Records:
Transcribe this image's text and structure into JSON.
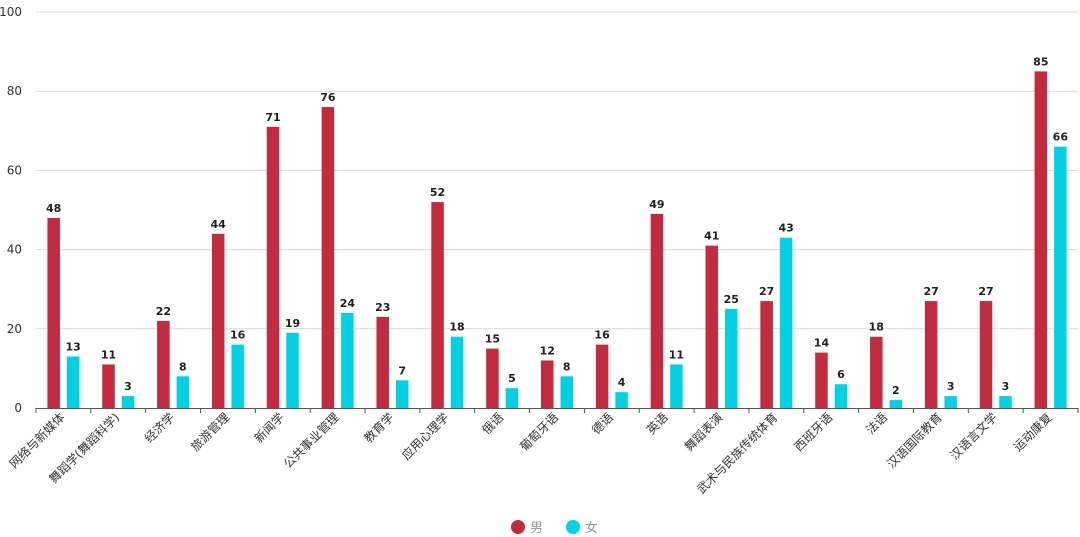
{
  "chart_data": {
    "type": "bar",
    "title": "",
    "xlabel": "",
    "ylabel": "",
    "ylim": [
      0,
      100
    ],
    "yticks": [
      0,
      20,
      40,
      60,
      80,
      100
    ],
    "grid": true,
    "legend_position": "bottom-center",
    "categories": [
      "网络与新媒体",
      "舞蹈学(舞蹈科学)",
      "经济学",
      "旅游管理",
      "新闻学",
      "公共事业管理",
      "教育学",
      "应用心理学",
      "俄语",
      "葡萄牙语",
      "德语",
      "英语",
      "舞蹈表演",
      "武术与民族传统体育",
      "西班牙语",
      "法语",
      "汉语国际教育",
      "汉语言文学",
      "运动康复"
    ],
    "series": [
      {
        "name": "男",
        "color": "#c42b3e",
        "values": [
          48,
          11,
          22,
          44,
          71,
          76,
          23,
          52,
          15,
          12,
          16,
          49,
          41,
          27,
          14,
          18,
          27,
          27,
          85
        ]
      },
      {
        "name": "女",
        "color": "#00d2e6",
        "values": [
          13,
          3,
          8,
          16,
          19,
          24,
          7,
          18,
          5,
          8,
          4,
          11,
          25,
          43,
          6,
          2,
          3,
          3,
          66
        ]
      }
    ]
  }
}
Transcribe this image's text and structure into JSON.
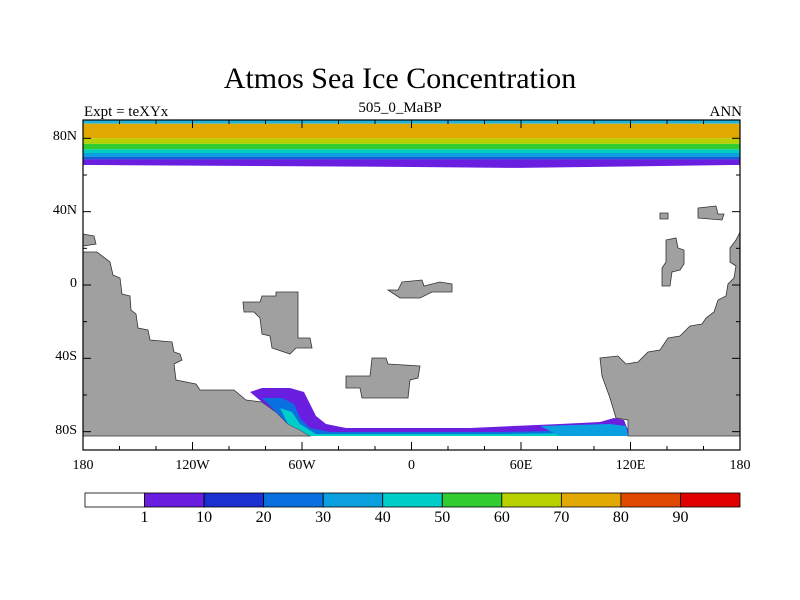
{
  "title": "Atmos Sea Ice Concentration",
  "left_string": "Expt = teXYx",
  "center_string": "505_0_MaBP",
  "right_string": "ANN",
  "map": {
    "projection": "cylindrical-equidistant",
    "lon_range": [
      -180,
      180
    ],
    "lat_range": [
      -90,
      90
    ],
    "land_color": "#a0a0a0",
    "ocean_color": "#ffffff",
    "x_ticks": [
      {
        "lon": -180,
        "label": "180"
      },
      {
        "lon": -120,
        "label": "120W"
      },
      {
        "lon": -60,
        "label": "60W"
      },
      {
        "lon": 0,
        "label": "0"
      },
      {
        "lon": 60,
        "label": "60E"
      },
      {
        "lon": 120,
        "label": "120E"
      },
      {
        "lon": 180,
        "label": "180"
      }
    ],
    "y_ticks": [
      {
        "lat": 80,
        "label": "80N"
      },
      {
        "lat": 40,
        "label": "40N"
      },
      {
        "lat": 0,
        "label": "0"
      },
      {
        "lat": -40,
        "label": "40S"
      },
      {
        "lat": -80,
        "label": "80S"
      }
    ],
    "arctic_ice_bands": [
      {
        "lat_top": 90,
        "lat_bottom": 88,
        "color": "#1fb3e0"
      },
      {
        "lat_top": 88,
        "lat_bottom": 80,
        "color": "#e0a800"
      },
      {
        "lat_top": 80,
        "lat_bottom": 77,
        "color": "#b8d000"
      },
      {
        "lat_top": 77,
        "lat_bottom": 74,
        "color": "#30cc30"
      },
      {
        "lat_top": 74,
        "lat_bottom": 72,
        "color": "#00ccc0"
      },
      {
        "lat_top": 72,
        "lat_bottom": 70,
        "color": "#0aa0e0"
      },
      {
        "lat_top": 70,
        "lat_bottom": 68.5,
        "color": "#1060d8"
      },
      {
        "lat_top": 68.5,
        "lat_bottom": 65.5,
        "color": "#6a1ee0"
      }
    ]
  },
  "colorbar": {
    "colors": [
      "#ffffff",
      "#6a1ee0",
      "#1a30d0",
      "#0a70e0",
      "#0aa0e0",
      "#00ccc8",
      "#30cc30",
      "#b8d000",
      "#e0a800",
      "#e04a00",
      "#e00000"
    ],
    "labels": [
      "1",
      "10",
      "20",
      "30",
      "40",
      "50",
      "60",
      "70",
      "80",
      "90"
    ]
  }
}
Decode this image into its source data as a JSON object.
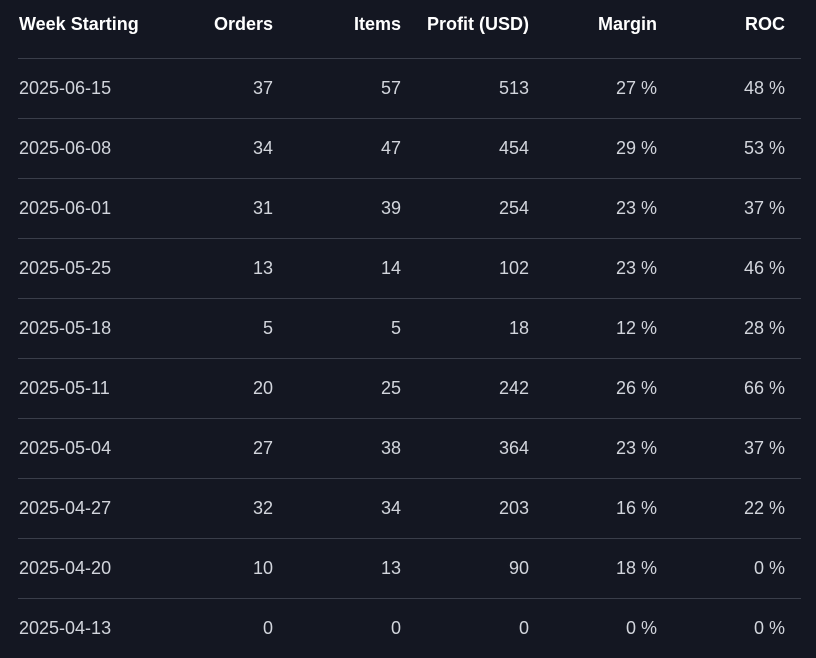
{
  "table": {
    "columns": [
      "Week Starting",
      "Orders",
      "Items",
      "Profit (USD)",
      "Margin",
      "ROC"
    ],
    "rows": [
      [
        "2025-06-15",
        "37",
        "57",
        "513",
        "27 %",
        "48 %"
      ],
      [
        "2025-06-08",
        "34",
        "47",
        "454",
        "29 %",
        "53 %"
      ],
      [
        "2025-06-01",
        "31",
        "39",
        "254",
        "23 %",
        "37 %"
      ],
      [
        "2025-05-25",
        "13",
        "14",
        "102",
        "23 %",
        "46 %"
      ],
      [
        "2025-05-18",
        "5",
        "5",
        "18",
        "12 %",
        "28 %"
      ],
      [
        "2025-05-11",
        "20",
        "25",
        "242",
        "26 %",
        "66 %"
      ],
      [
        "2025-05-04",
        "27",
        "38",
        "364",
        "23 %",
        "37 %"
      ],
      [
        "2025-04-27",
        "32",
        "34",
        "203",
        "16 %",
        "22 %"
      ],
      [
        "2025-04-20",
        "10",
        "13",
        "90",
        "18 %",
        "0 %"
      ],
      [
        "2025-04-13",
        "0",
        "0",
        "0",
        "0 %",
        "0 %"
      ]
    ]
  },
  "colors": {
    "background": "#141722",
    "divider": "#3a3e4a",
    "header_text": "#ffffff",
    "cell_text": "#d2d5dc"
  }
}
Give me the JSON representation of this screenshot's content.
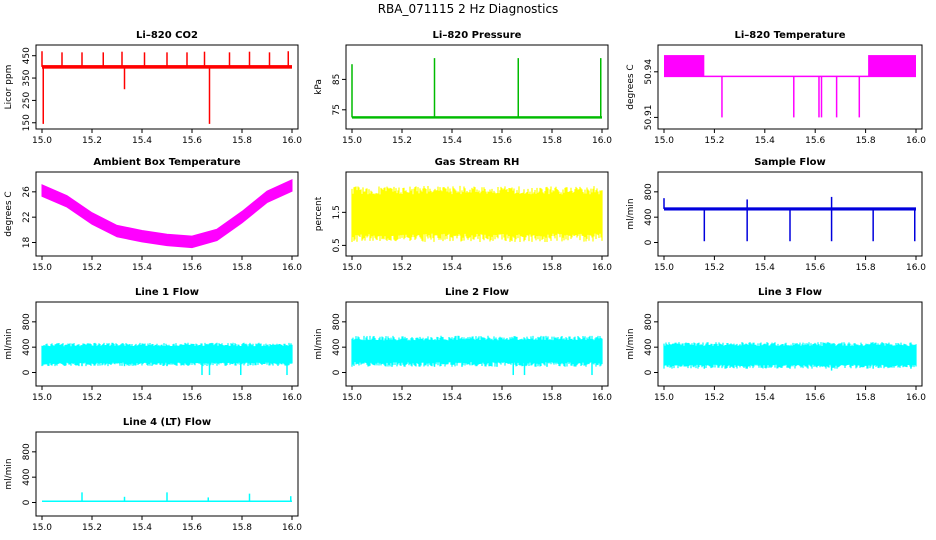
{
  "figure": {
    "title": "RBA_071115  2 Hz Diagnostics"
  },
  "chart_data": [
    {
      "type": "line",
      "title": "Li–820 CO2",
      "ylabel": "Licor ppm",
      "color": "#ff0000",
      "xlim": [
        15.0,
        16.0
      ],
      "ylim": [
        140,
        480
      ],
      "x_ticks": [
        "15.0",
        "15.2",
        "15.4",
        "15.6",
        "15.8",
        "16.0"
      ],
      "y_ticks": [
        {
          "v": 150,
          "label": "150"
        },
        {
          "v": 250,
          "label": "250"
        },
        {
          "v": 350,
          "label": "350"
        },
        {
          "v": 450,
          "label": "450"
        }
      ],
      "baseline": 400,
      "band": 8,
      "spikes": [
        {
          "x": 15.0,
          "y": 470
        },
        {
          "x": 15.005,
          "y": 145
        },
        {
          "x": 15.08,
          "y": 465
        },
        {
          "x": 15.16,
          "y": 465
        },
        {
          "x": 15.245,
          "y": 465
        },
        {
          "x": 15.32,
          "y": 468
        },
        {
          "x": 15.33,
          "y": 300
        },
        {
          "x": 15.41,
          "y": 465
        },
        {
          "x": 15.5,
          "y": 465
        },
        {
          "x": 15.58,
          "y": 465
        },
        {
          "x": 15.65,
          "y": 468
        },
        {
          "x": 15.67,
          "y": 145
        },
        {
          "x": 15.75,
          "y": 465
        },
        {
          "x": 15.83,
          "y": 468
        },
        {
          "x": 15.91,
          "y": 465
        },
        {
          "x": 15.985,
          "y": 470
        }
      ]
    },
    {
      "type": "line",
      "title": "Li–820 Pressure",
      "ylabel": "kPa",
      "color": "#00bb00",
      "xlim": [
        15.0,
        16.0
      ],
      "ylim": [
        70,
        95
      ],
      "x_ticks": [
        "15.0",
        "15.2",
        "15.4",
        "15.6",
        "15.8",
        "16.0"
      ],
      "y_ticks": [
        {
          "v": 75,
          "label": "75"
        },
        {
          "v": 85,
          "label": "85"
        }
      ],
      "baseline": 72.5,
      "band": 0.4,
      "spikes": [
        {
          "x": 15.0,
          "y": 90
        },
        {
          "x": 15.33,
          "y": 92
        },
        {
          "x": 15.665,
          "y": 92
        },
        {
          "x": 15.995,
          "y": 92
        }
      ]
    },
    {
      "type": "line",
      "title": "Li–820 Temperature",
      "ylabel": "degrees C",
      "color": "#ff00ff",
      "xlim": [
        15.0,
        16.0
      ],
      "ylim": [
        50.905,
        50.955
      ],
      "x_ticks": [
        "15.0",
        "15.2",
        "15.4",
        "15.6",
        "15.8",
        "16.0"
      ],
      "y_ticks": [
        {
          "v": 50.91,
          "label": "50.91"
        },
        {
          "v": 50.94,
          "label": "50.94"
        }
      ],
      "baseline": 50.937,
      "band": 0,
      "bands": [
        {
          "x0": 15.0,
          "x1": 15.16,
          "lo": 50.937,
          "hi": 50.951
        },
        {
          "x0": 15.81,
          "x1": 16.0,
          "lo": 50.937,
          "hi": 50.951
        }
      ],
      "dips": [
        {
          "x": 15.23,
          "y": 50.91
        },
        {
          "x": 15.515,
          "y": 50.91
        },
        {
          "x": 15.615,
          "y": 50.91
        },
        {
          "x": 15.625,
          "y": 50.91
        },
        {
          "x": 15.685,
          "y": 50.91
        },
        {
          "x": 15.775,
          "y": 50.91
        }
      ]
    },
    {
      "type": "line",
      "title": "Ambient Box Temperature",
      "ylabel": "degrees C",
      "color": "#ff00ff",
      "xlim": [
        15.0,
        16.0
      ],
      "ylim": [
        16.5,
        28.5
      ],
      "x_ticks": [
        "15.0",
        "15.2",
        "15.4",
        "15.6",
        "15.8",
        "16.0"
      ],
      "y_ticks": [
        {
          "v": 18,
          "label": "18"
        },
        {
          "v": 22,
          "label": "22"
        },
        {
          "v": 26,
          "label": "26"
        }
      ],
      "band": 0.9,
      "points": [
        {
          "x": 15.0,
          "y": 26.2
        },
        {
          "x": 15.1,
          "y": 24.5
        },
        {
          "x": 15.2,
          "y": 21.8
        },
        {
          "x": 15.3,
          "y": 19.8
        },
        {
          "x": 15.4,
          "y": 19.0
        },
        {
          "x": 15.5,
          "y": 18.4
        },
        {
          "x": 15.6,
          "y": 18.1
        },
        {
          "x": 15.7,
          "y": 19.2
        },
        {
          "x": 15.8,
          "y": 22.0
        },
        {
          "x": 15.9,
          "y": 25.2
        },
        {
          "x": 16.0,
          "y": 27.0
        }
      ]
    },
    {
      "type": "line",
      "title": "Gas Stream RH",
      "ylabel": "percent",
      "color": "#ffff00",
      "xlim": [
        15.0,
        16.0
      ],
      "ylim": [
        0.3,
        2.6
      ],
      "x_ticks": [
        "15.0",
        "15.2",
        "15.4",
        "15.6",
        "15.8",
        "16.0"
      ],
      "y_ticks": [
        {
          "v": 0.5,
          "label": "0.5"
        },
        {
          "v": 1.5,
          "label": "1.5"
        }
      ],
      "baseline": 1.25,
      "band": 0,
      "noise_lo": 0.6,
      "noise_hi": 2.3
    },
    {
      "type": "line",
      "title": "Sample Flow",
      "ylabel": "ml/min",
      "color": "#0000dd",
      "xlim": [
        15.0,
        16.0
      ],
      "ylim": [
        -150,
        1050
      ],
      "x_ticks": [
        "15.0",
        "15.2",
        "15.4",
        "15.6",
        "15.8",
        "16.0"
      ],
      "y_ticks": [
        {
          "v": 0,
          "label": "0"
        },
        {
          "v": 400,
          "label": "400"
        },
        {
          "v": 800,
          "label": "800"
        }
      ],
      "baseline": 530,
      "band": 25,
      "spikes": [
        {
          "x": 15.0,
          "y": 700
        },
        {
          "x": 15.33,
          "y": 680
        },
        {
          "x": 15.665,
          "y": 720
        }
      ],
      "dips": [
        {
          "x": 15.16,
          "y": 20
        },
        {
          "x": 15.33,
          "y": 20
        },
        {
          "x": 15.5,
          "y": 20
        },
        {
          "x": 15.665,
          "y": 20
        },
        {
          "x": 15.83,
          "y": 20
        },
        {
          "x": 15.995,
          "y": 20
        }
      ]
    },
    {
      "type": "line",
      "title": "Line 1 Flow",
      "ylabel": "ml/min",
      "color": "#00ffff",
      "xlim": [
        15.0,
        16.0
      ],
      "ylim": [
        -150,
        1050
      ],
      "x_ticks": [
        "15.0",
        "15.2",
        "15.4",
        "15.6",
        "15.8",
        "16.0"
      ],
      "y_ticks": [
        {
          "v": 0,
          "label": "0"
        },
        {
          "v": 400,
          "label": "400"
        },
        {
          "v": 800,
          "label": "800"
        }
      ],
      "baseline": 280,
      "band": 0,
      "noise_lo": 100,
      "noise_hi": 470,
      "dips": [
        {
          "x": 15.16,
          "y": 100
        },
        {
          "x": 15.33,
          "y": 100
        },
        {
          "x": 15.5,
          "y": 100
        },
        {
          "x": 15.64,
          "y": -40
        },
        {
          "x": 15.67,
          "y": -40
        },
        {
          "x": 15.795,
          "y": -40
        },
        {
          "x": 15.98,
          "y": -40
        }
      ]
    },
    {
      "type": "line",
      "title": "Line 2 Flow",
      "ylabel": "ml/min",
      "color": "#00ffff",
      "xlim": [
        15.0,
        16.0
      ],
      "ylim": [
        -150,
        1050
      ],
      "x_ticks": [
        "15.0",
        "15.2",
        "15.4",
        "15.6",
        "15.8",
        "16.0"
      ],
      "y_ticks": [
        {
          "v": 0,
          "label": "0"
        },
        {
          "v": 400,
          "label": "400"
        },
        {
          "v": 800,
          "label": "800"
        }
      ],
      "baseline": 330,
      "band": 0,
      "noise_lo": 90,
      "noise_hi": 580,
      "dips": [
        {
          "x": 15.16,
          "y": 90
        },
        {
          "x": 15.33,
          "y": 90
        },
        {
          "x": 15.44,
          "y": 90
        },
        {
          "x": 15.58,
          "y": 90
        },
        {
          "x": 15.645,
          "y": -40
        },
        {
          "x": 15.69,
          "y": -40
        },
        {
          "x": 15.78,
          "y": 90
        },
        {
          "x": 15.96,
          "y": -40
        }
      ]
    },
    {
      "type": "line",
      "title": "Line 3 Flow",
      "ylabel": "ml/min",
      "color": "#00ffff",
      "xlim": [
        15.0,
        16.0
      ],
      "ylim": [
        -150,
        1050
      ],
      "x_ticks": [
        "15.0",
        "15.2",
        "15.4",
        "15.6",
        "15.8",
        "16.0"
      ],
      "y_ticks": [
        {
          "v": 0,
          "label": "0"
        },
        {
          "v": 400,
          "label": "400"
        },
        {
          "v": 800,
          "label": "800"
        }
      ],
      "baseline": 280,
      "band": 0,
      "noise_lo": 60,
      "noise_hi": 480,
      "dips": [
        {
          "x": 15.16,
          "y": 60
        },
        {
          "x": 15.33,
          "y": 60
        },
        {
          "x": 15.5,
          "y": 60
        },
        {
          "x": 15.665,
          "y": 30
        },
        {
          "x": 15.83,
          "y": 60
        },
        {
          "x": 15.98,
          "y": 60
        }
      ]
    },
    {
      "type": "line",
      "title": "Line 4 (LT) Flow",
      "ylabel": "ml/min",
      "color": "#00ffff",
      "xlim": [
        15.0,
        16.0
      ],
      "ylim": [
        -150,
        1050
      ],
      "x_ticks": [
        "15.0",
        "15.2",
        "15.4",
        "15.6",
        "15.8",
        "16.0"
      ],
      "y_ticks": [
        {
          "v": 0,
          "label": "0"
        },
        {
          "v": 400,
          "label": "400"
        },
        {
          "v": 800,
          "label": "800"
        }
      ],
      "baseline": 20,
      "band": 10,
      "spikes": [
        {
          "x": 15.16,
          "y": 160
        },
        {
          "x": 15.33,
          "y": 90
        },
        {
          "x": 15.5,
          "y": 160
        },
        {
          "x": 15.665,
          "y": 80
        },
        {
          "x": 15.83,
          "y": 140
        },
        {
          "x": 15.995,
          "y": 100
        }
      ]
    }
  ]
}
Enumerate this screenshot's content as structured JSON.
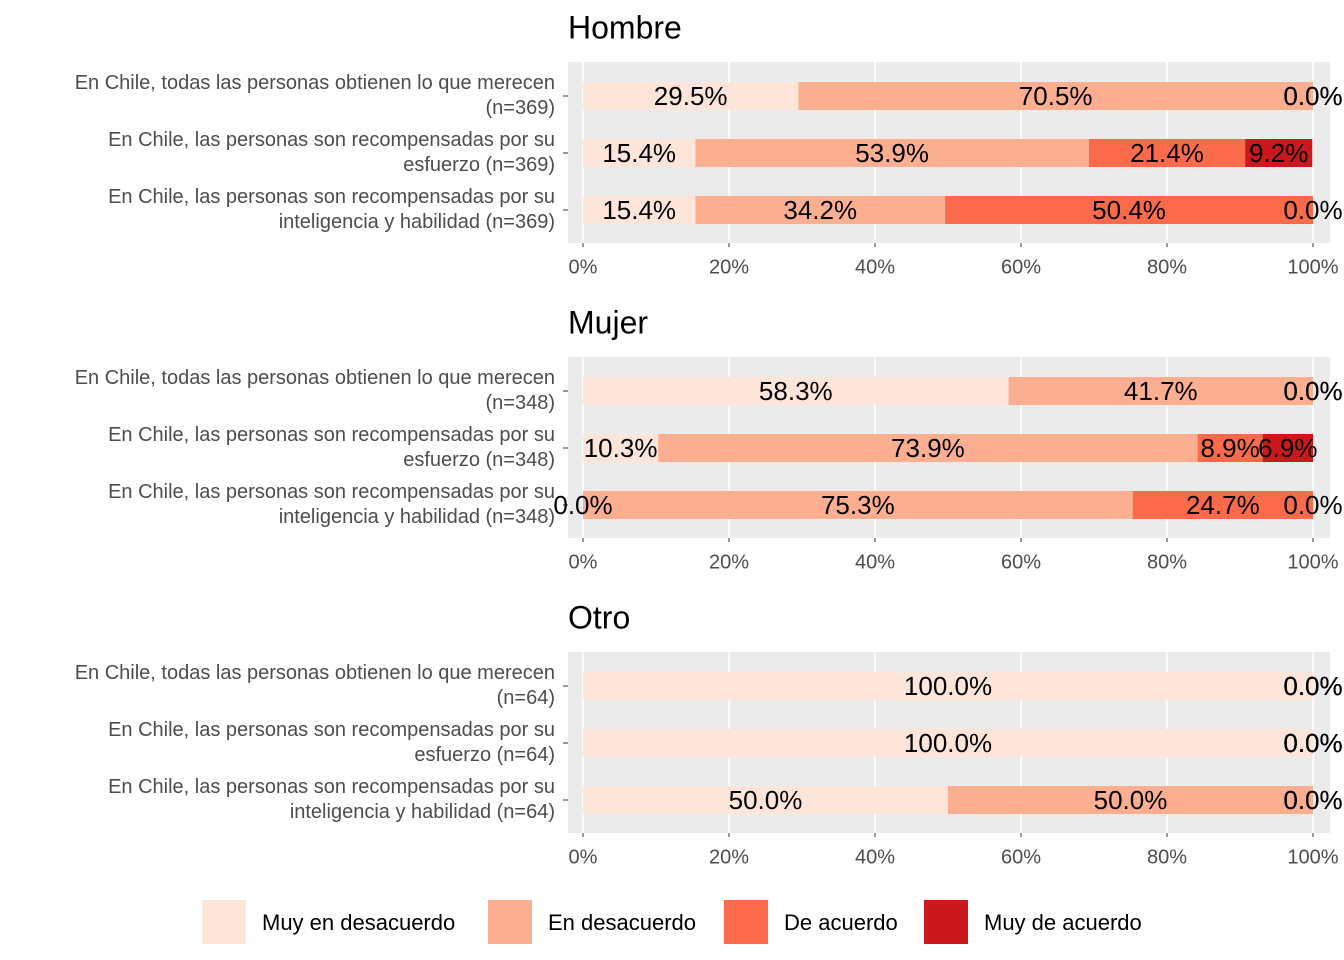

### THE REQUEST
Copy out every line that includes the word "baseline".

### RESULT FOR THIS EXERCISE
      "baseline": 400,
      "baseline": 72.5,
      "baseline": 50.937,
      "baseline": 1.25,
      "baseline": 530,
      "baseline": 280,
      "baseline": 330,
      "baseline": 280,
      "baseline": 20,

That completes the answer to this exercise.